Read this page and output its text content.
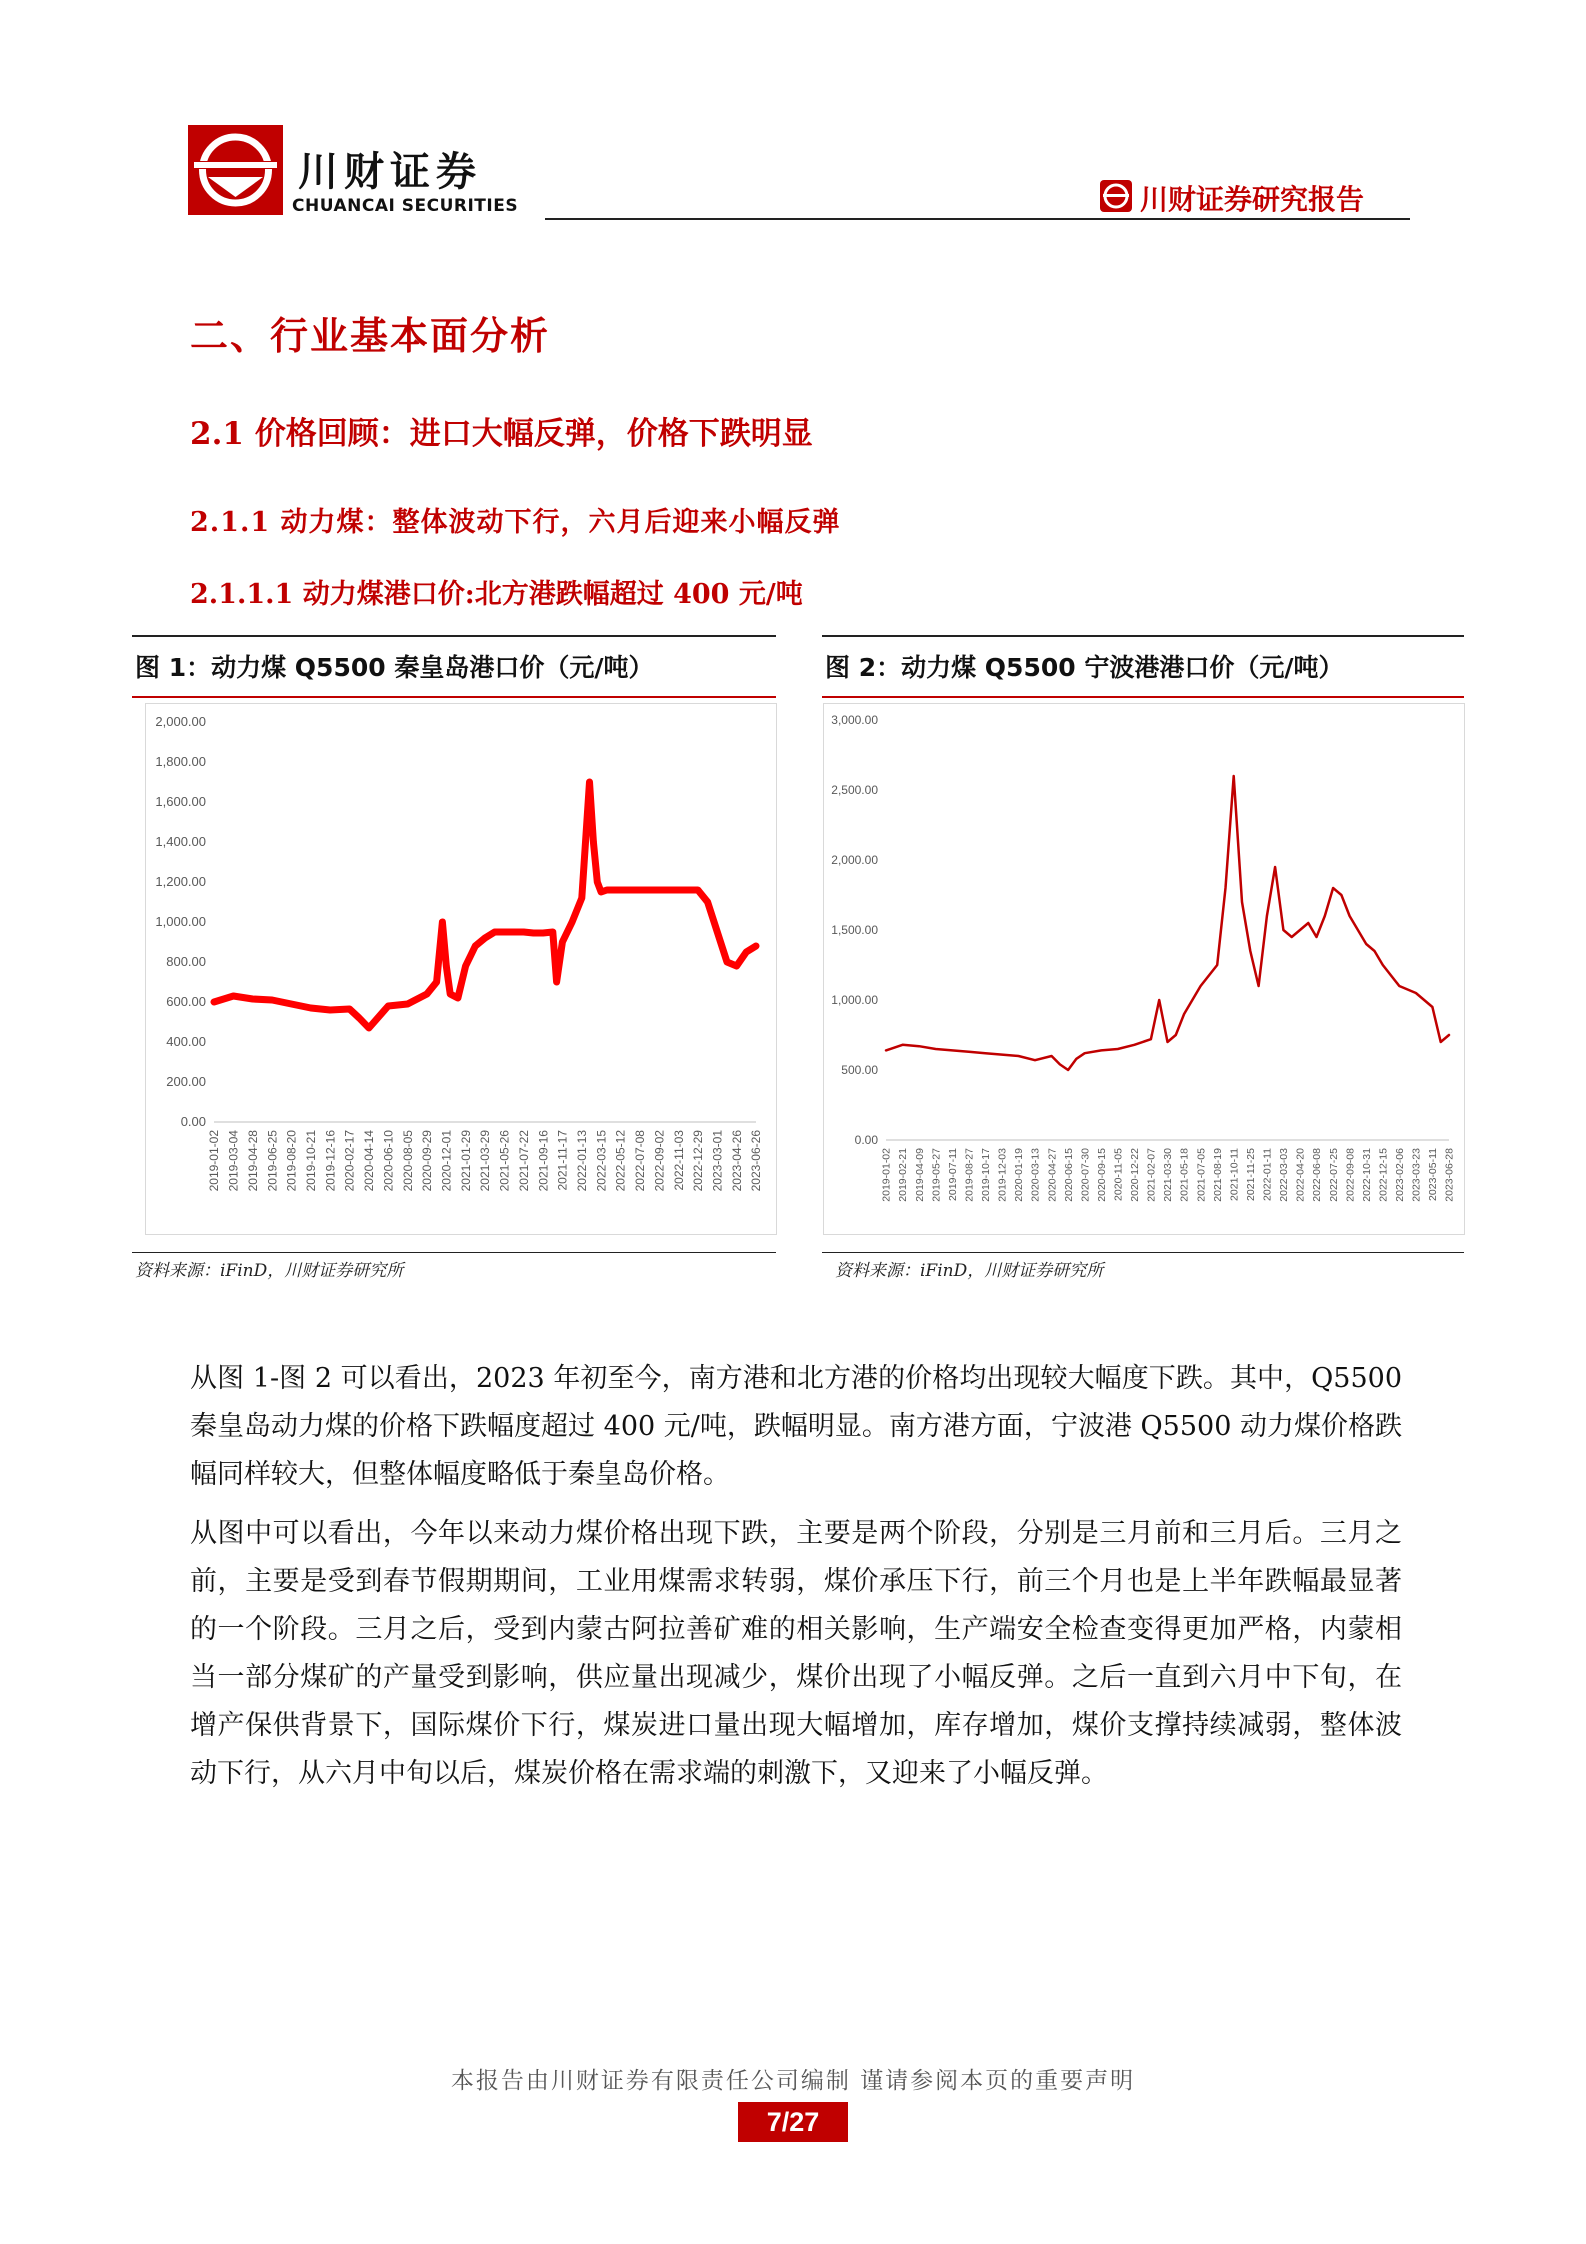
川财证券
CHUANCAI SECURITIES	川财证券研究报告
二、行业基本面分析
2.1 价格回顾：进口大幅反弹，价格下跌明显
2.1.1 动力煤：整体波动下行，六月后迎来小幅反弹
2.1.1.1 动力煤港口价:北方港跌幅超过 400 元/吨
图 1：动力煤 Q5500 秦皇岛港口价（元/吨）
0.00
200.00
400.00
600.00
800.00
1,000.00
1,200.00
1,400.00
1,600.00
1,800.00
2,000.00
2019-01-02 2019-03-04 2019-04-28 2019-06-25 2019-08-20 2019-10-21 2019-12-16 2020-02-17 2020-04-14 2020-06-10 2020-08-05 2020-09-29 2020-12-01 2021-01-29 2021-03-29 2021-05-26 2021-07-22 2021-09-16 2021-11-17 2022-01-13 2022-03-15 2022-05-12 2022-07-08 2022-09-02 2022-11-03 2022-12-29 2023-03-01 2023-04-26 2023-06-26
资料来源：iFinD，川财证券研究所
图 2：动力煤 Q5500 宁波港港口价（元/吨）
0.00
500.00
1,000.00
1,500.00
2,000.00
2,500.00
3,000.00
2019-01-02 2019-02-21 2019-04-09 2019-05-27 2019-07-11 2019-08-27 2019-10-17 2019-12-03 2020-01-19 2020-03-13 2020-04-27 2020-06-15 2020-07-30 2020-09-15 2020-11-05 2020-12-22 2021-02-07 2021-03-30 2021-05-18 2021-07-05 2021-08-19 2021-10-11 2021-11-25 2022-01-11 2022-03-03 2022-04-20 2022-06-08 2022-07-25 2022-09-08 2022-10-31 2022-12-15 2023-02-06 2023-03-23 2023-05-11 2023-06-28
资料来源：iFinD，川财证券研究所

从图 1-图 2 可以看出，2023 年初至今，南方港和北方港的价格均出现较大幅度下跌。其中，Q5500 秦皇岛动力煤的价格下跌幅度超过 400 元/吨，跌幅明显。南方港方面，宁波港 Q5500 动力煤价格跌幅同样较大，但整体幅度略低于秦皇岛价格。

从图中可以看出，今年以来动力煤价格出现下跌，主要是两个阶段，分别是三月前和三月后。三月之前，主要是受到春节假期期间，工业用煤需求转弱，煤价承压下行，前三个月也是上半年跌幅最显著的一个阶段。三月之后，受到内蒙古阿拉善矿难的相关影响，生产端安全检查变得更加严格，内蒙相当一部分煤矿的产量受到影响，供应量出现减少，煤价出现了小幅反弹。之后一直到六月中下旬，在增产保供背景下，国际煤价下行，煤炭进口量出现大幅增加，库存增加，煤价支撑持续减弱，整体波动下行，从六月中旬以后，煤炭价格在需求端的刺激下，又迎来了小幅反弹。

本报告由川财证券有限责任公司编制 谨请参阅本页的重要声明
7/27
+===+
The problem: Quote the listing above in full, except for the pictures.

Written solution:
Read this page and output its text content.
川财证券
CHUANCAI SECURITIES	川财证券研究报告
二、行业基本面分析
2.1 价格回顾：进口大幅反弹，价格下跌明显
2.1.1 动力煤：整体波动下行，六月后迎来小幅反弹
2.1.1.1 动力煤港口价:北方港跌幅超过 400 元/吨
图 1：动力煤 Q5500 秦皇岛港口价（元/吨）
0.00
200.00
400.00
600.00
800.00
1,000.00
1,200.00
1,400.00
1,600.00
1,800.00
2,000.00
2019-01-02 2019-03-04 2019-04-28 2019-06-25 2019-08-20 2019-10-21 2019-12-16 2020-02-17 2020-04-14 2020-06-10 2020-08-05 2020-09-29 2020-12-01 2021-01-29 2021-03-29 2021-05-26 2021-07-22 2021-09-16 2021-11-17 2022-01-13 2022-03-15 2022-05-12 2022-07-08 2022-09-02 2022-11-03 2022-12-29 2023-03-01 2023-04-26 2023-06-26
资料来源：iFinD，川财证券研究所
图 2：动力煤 Q5500 宁波港港口价（元/吨）
0.00
500.00
1,000.00
1,500.00
2,000.00
2,500.00
3,000.00
2019-01-02 2019-02-21 2019-04-09 2019-05-27 2019-07-11 2019-08-27 2019-10-17 2019-12-03 2020-01-19 2020-03-13 2020-04-27 2020-06-15 2020-07-30 2020-09-15 2020-11-05 2020-12-22 2021-02-07 2021-03-30 2021-05-18 2021-07-05 2021-08-19 2021-10-11 2021-11-25 2022-01-11 2022-03-03 2022-04-20 2022-06-08 2022-07-25 2022-09-08 2022-10-31 2022-12-15 2023-02-06 2023-03-23 2023-05-11 2023-06-28
资料来源：iFinD，川财证券研究所

从图 1-图 2 可以看出，2023 年初至今，南方港和北方港的价格均出现较大幅度下跌。其中，Q5500 秦皇岛动力煤的价格下跌幅度超过 400 元/吨，跌幅明显。南方港方面，宁波港 Q5500 动力煤价格跌幅同样较大，但整体幅度略低于秦皇岛价格。

从图中可以看出，今年以来动力煤价格出现下跌，主要是两个阶段，分别是三月前和三月后。三月之前，主要是受到春节假期期间，工业用煤需求转弱，煤价承压下行，前三个月也是上半年跌幅最显著的一个阶段。三月之后，受到内蒙古阿拉善矿难的相关影响，生产端安全检查变得更加严格，内蒙相当一部分煤矿的产量受到影响，供应量出现减少，煤价出现了小幅反弹。之后一直到六月中下旬，在增产保供背景下，国际煤价下行，煤炭进口量出现大幅增加，库存增加，煤价支撑持续减弱，整体波动下行，从六月中旬以后，煤炭价格在需求端的刺激下，又迎来了小幅反弹。

本报告由川财证券有限责任公司编制 谨请参阅本页的重要声明
7/27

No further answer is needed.